Below is the data. Give it again, complete and exact.

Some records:
====================
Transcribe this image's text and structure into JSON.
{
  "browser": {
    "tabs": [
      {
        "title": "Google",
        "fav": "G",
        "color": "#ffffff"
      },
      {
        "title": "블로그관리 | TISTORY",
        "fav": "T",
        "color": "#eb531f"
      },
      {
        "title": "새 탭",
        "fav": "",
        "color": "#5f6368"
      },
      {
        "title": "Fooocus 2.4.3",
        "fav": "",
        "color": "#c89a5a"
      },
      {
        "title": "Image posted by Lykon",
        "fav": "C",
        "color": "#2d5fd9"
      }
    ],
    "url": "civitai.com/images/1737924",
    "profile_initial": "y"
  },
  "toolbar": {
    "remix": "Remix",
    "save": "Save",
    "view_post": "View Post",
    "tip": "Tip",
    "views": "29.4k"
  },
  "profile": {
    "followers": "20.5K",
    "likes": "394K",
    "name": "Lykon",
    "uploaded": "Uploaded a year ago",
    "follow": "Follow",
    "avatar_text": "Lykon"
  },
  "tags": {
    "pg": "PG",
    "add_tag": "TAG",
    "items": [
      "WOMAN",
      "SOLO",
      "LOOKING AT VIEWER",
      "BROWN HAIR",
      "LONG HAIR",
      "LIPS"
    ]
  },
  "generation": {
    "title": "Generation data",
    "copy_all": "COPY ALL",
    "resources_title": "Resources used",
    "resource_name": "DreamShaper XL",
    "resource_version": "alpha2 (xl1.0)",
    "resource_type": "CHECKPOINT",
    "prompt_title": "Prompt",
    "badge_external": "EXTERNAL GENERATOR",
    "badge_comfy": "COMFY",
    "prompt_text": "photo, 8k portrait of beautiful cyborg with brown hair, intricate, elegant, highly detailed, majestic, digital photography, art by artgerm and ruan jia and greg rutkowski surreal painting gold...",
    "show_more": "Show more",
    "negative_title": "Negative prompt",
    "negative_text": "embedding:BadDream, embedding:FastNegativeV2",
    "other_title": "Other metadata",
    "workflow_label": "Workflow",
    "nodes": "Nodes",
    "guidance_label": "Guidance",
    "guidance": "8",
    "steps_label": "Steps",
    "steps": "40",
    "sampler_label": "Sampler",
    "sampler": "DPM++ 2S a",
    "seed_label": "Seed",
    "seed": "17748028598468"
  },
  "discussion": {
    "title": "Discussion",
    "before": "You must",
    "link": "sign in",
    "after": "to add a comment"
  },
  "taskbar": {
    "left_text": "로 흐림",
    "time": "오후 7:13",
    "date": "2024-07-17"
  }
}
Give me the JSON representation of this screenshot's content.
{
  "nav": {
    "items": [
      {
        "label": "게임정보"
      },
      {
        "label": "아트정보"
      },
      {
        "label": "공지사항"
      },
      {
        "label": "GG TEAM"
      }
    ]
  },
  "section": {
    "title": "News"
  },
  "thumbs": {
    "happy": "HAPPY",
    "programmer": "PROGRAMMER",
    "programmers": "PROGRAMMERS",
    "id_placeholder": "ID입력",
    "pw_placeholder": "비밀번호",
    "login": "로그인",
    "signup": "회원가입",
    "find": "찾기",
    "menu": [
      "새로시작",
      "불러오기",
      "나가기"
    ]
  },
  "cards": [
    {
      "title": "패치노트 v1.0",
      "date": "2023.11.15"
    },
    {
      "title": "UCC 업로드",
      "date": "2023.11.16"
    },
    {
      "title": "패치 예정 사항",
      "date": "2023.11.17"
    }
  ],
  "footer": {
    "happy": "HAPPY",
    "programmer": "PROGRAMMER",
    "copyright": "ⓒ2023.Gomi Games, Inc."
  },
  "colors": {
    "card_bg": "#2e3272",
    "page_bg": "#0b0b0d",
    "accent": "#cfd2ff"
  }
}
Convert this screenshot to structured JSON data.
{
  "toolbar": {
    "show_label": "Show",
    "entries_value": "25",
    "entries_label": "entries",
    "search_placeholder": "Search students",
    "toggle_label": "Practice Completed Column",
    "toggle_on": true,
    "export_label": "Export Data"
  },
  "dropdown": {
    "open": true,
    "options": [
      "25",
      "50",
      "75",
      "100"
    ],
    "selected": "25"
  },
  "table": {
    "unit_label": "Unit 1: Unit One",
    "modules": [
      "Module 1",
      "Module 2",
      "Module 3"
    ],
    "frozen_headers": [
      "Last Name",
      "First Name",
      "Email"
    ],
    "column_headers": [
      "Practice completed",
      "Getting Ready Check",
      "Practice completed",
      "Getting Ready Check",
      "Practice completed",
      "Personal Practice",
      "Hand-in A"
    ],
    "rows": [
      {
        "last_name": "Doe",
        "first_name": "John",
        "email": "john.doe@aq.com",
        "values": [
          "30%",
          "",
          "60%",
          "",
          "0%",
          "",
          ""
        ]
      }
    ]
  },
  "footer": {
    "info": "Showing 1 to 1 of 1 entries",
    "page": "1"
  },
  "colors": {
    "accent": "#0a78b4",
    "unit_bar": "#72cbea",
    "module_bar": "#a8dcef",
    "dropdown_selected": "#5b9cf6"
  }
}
====================
* Correct response:
Transcribe this image's text and structure into JSON.
{
  "browser": {
    "tabs": [
      {
        "title": "Google",
        "fav": "G",
        "color": "#ffffff"
      },
      {
        "title": "블로그관리 | TISTORY",
        "fav": "T",
        "color": "#eb531f"
      },
      {
        "title": "새 탭",
        "fav": "",
        "color": "#5f6368"
      },
      {
        "title": "Fooocus 2.4.3",
        "fav": "",
        "color": "#c89a5a"
      },
      {
        "title": "Image posted by Lykon",
        "fav": "C",
        "color": "#2d5fd9"
      }
    ],
    "url": "civitai.com/images/1737924",
    "profile_initial": "y"
  },
  "toolbar": {
    "remix": "Remix",
    "save": "Save",
    "view_post": "View Post",
    "tip": "Tip",
    "views": "29.4k"
  },
  "profile": {
    "followers": "20.5K",
    "likes": "394K",
    "name": "Lykon",
    "uploaded": "Uploaded a year ago",
    "follow": "Follow",
    "avatar_text": "Lykon"
  },
  "tags": {
    "pg": "PG",
    "add_tag": "TAG",
    "items": [
      "WOMAN",
      "SOLO",
      "LOOKING AT VIEWER",
      "BROWN HAIR",
      "LONG HAIR",
      "LIPS"
    ]
  },
  "generation": {
    "title": "Generation data",
    "copy_all": "COPY ALL",
    "resources_title": "Resources used",
    "resource_name": "DreamShaper XL",
    "resource_version": "alpha2 (xl1.0)",
    "resource_type": "CHECKPOINT",
    "prompt_title": "Prompt",
    "badge_external": "EXTERNAL GENERATOR",
    "badge_comfy": "COMFY",
    "prompt_text": "photo, 8k portrait of beautiful cyborg with brown hair, intricate, elegant, highly detailed, majestic, digital photography, art by artgerm and ruan jia and greg rutkowski surreal painting gold...",
    "show_more": "Show more",
    "negative_title": "Negative prompt",
    "negative_text": "embedding:BadDream, embedding:FastNegativeV2",
    "other_title": "Other metadata",
    "workflow_label": "Workflow",
    "nodes": "Nodes",
    "guidance_label": "Guidance",
    "guidance": "8",
    "steps_label": "Steps",
    "steps": "40",
    "sampler_label": "Sampler",
    "sampler": "DPM++ 2S a",
    "seed_label": "Seed",
    "seed": "17748028598468"
  },
  "discussion": {
    "title": "Discussion",
    "before": "You must",
    "link": "sign in",
    "after": "to add a comment"
  },
  "taskbar": {
    "left_text": "로 흐림",
    "time": "오후 7:13",
    "date": "2024-07-17"
  }
}
Give me the JSON representation of this screenshot's content.
{
  "nav": {
    "items": [
      {
        "label": "게임정보"
      },
      {
        "label": "아트정보"
      },
      {
        "label": "공지사항"
      },
      {
        "label": "GG TEAM"
      }
    ]
  },
  "section": {
    "title": "News"
  },
  "thumbs": {
    "happy": "HAPPY",
    "programmer": "PROGRAMMER",
    "programmers": "PROGRAMMERS",
    "id_placeholder": "ID입력",
    "pw_placeholder": "비밀번호",
    "login": "로그인",
    "signup": "회원가입",
    "find": "찾기",
    "menu": [
      "새로시작",
      "불러오기",
      "나가기"
    ]
  },
  "cards": [
    {
      "title": "패치노트 v1.0",
      "date": "2023.11.15"
    },
    {
      "title": "UCC 업로드",
      "date": "2023.11.16"
    },
    {
      "title": "패치 예정 사항",
      "date": "2023.11.17"
    }
  ],
  "footer": {
    "happy": "HAPPY",
    "programmer": "PROGRAMMER",
    "copyright": "ⓒ2023.Gomi Games, Inc."
  },
  "colors": {
    "card_bg": "#2e3272",
    "page_bg": "#0b0b0d",
    "accent": "#cfd2ff"
  }
}
Convert this screenshot to structured JSON data.
{
  "toolbar": {
    "show_label": "Show",
    "entries_value": "25",
    "entries_label": "entries",
    "search_placeholder": "Search students",
    "toggle_label": "Practice Completed Column",
    "toggle_on": true,
    "export_label": "Export Data"
  },
  "dropdown": {
    "open": true,
    "options": [
      "25",
      "50",
      "75",
      "100"
    ],
    "selected": "25"
  },
  "table": {
    "unit_label": "Unit 1: Unit One",
    "modules": [
      "Module 1",
      "Module 2",
      "Module 3"
    ],
    "frozen_headers": [
      "Last Name",
      "First Name",
      "Email"
    ],
    "column_headers": [
      "Practice completed",
      "Getting Ready Check",
      "Practice completed",
      "Getting Ready Check",
      "Practice completed",
      "Personal Practice",
      "Hand-in A"
    ],
    "rows": [
      {
        "last_name": "Doe",
        "first_name": "John",
        "email": "john.doe@aq.com",
        "values": [
          "30%",
          "",
          "60%",
          "",
          "0%",
          "",
          ""
        ]
      }
    ]
  },
  "footer": {
    "info": "Showing 1 to 1 of 1 entries",
    "page": "1"
  },
  "colors": {
    "accent": "#0a78b4",
    "unit_bar": "#72cbea",
    "module_bar": "#a8dcef",
    "dropdown_selected": "#5b9cf6"
  }
}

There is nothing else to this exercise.